WRITTEN EXERCISE
Show every line containing "Output" by copying it.

DATA
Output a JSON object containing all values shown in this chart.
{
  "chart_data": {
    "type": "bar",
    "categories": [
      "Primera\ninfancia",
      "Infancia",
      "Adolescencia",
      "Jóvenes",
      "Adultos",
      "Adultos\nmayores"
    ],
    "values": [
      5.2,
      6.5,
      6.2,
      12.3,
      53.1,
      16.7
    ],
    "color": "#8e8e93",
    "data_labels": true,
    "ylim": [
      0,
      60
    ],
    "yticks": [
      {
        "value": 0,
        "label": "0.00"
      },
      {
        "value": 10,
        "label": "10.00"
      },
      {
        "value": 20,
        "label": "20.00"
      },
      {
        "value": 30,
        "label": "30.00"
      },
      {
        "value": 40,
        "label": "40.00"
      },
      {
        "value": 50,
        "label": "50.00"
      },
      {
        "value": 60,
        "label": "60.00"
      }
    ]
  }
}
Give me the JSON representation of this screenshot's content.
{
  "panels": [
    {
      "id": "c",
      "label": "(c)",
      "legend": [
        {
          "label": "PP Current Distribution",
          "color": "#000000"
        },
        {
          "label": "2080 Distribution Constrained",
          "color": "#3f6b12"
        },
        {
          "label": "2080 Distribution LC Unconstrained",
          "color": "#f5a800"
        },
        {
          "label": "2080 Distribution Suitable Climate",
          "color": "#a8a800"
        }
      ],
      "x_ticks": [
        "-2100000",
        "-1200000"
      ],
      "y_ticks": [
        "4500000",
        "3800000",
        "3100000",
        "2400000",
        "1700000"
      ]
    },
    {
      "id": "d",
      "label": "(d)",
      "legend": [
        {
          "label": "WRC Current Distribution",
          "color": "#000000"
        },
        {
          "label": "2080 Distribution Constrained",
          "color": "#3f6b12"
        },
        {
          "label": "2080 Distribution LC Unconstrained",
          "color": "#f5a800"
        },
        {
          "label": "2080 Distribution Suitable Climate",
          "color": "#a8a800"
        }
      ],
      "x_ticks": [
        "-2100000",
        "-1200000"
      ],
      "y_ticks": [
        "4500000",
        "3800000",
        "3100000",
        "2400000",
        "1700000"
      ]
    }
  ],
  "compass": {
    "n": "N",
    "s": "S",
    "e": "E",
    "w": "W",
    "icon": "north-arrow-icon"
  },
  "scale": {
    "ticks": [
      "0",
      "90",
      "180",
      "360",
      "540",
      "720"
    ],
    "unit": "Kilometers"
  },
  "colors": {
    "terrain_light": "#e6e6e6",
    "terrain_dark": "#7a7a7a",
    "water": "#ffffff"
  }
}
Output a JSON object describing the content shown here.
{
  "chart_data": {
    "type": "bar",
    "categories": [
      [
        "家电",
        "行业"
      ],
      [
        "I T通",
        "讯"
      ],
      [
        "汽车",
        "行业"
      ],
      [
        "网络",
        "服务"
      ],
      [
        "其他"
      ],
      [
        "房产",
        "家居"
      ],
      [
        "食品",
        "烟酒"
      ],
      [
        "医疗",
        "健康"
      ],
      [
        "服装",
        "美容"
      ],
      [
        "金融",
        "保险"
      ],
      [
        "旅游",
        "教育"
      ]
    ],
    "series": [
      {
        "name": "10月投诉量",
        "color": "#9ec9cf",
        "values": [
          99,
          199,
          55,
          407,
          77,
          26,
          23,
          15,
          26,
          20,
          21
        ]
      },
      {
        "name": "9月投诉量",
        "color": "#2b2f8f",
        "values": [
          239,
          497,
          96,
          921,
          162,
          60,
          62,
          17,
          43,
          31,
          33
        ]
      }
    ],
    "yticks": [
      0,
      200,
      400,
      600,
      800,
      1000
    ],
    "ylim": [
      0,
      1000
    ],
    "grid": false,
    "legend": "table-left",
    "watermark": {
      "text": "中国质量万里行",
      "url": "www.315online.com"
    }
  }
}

ANSWER TO THIS TASK
Output a JSON object containing all values shown in this chart.
Output a JSON object describing the content shown here.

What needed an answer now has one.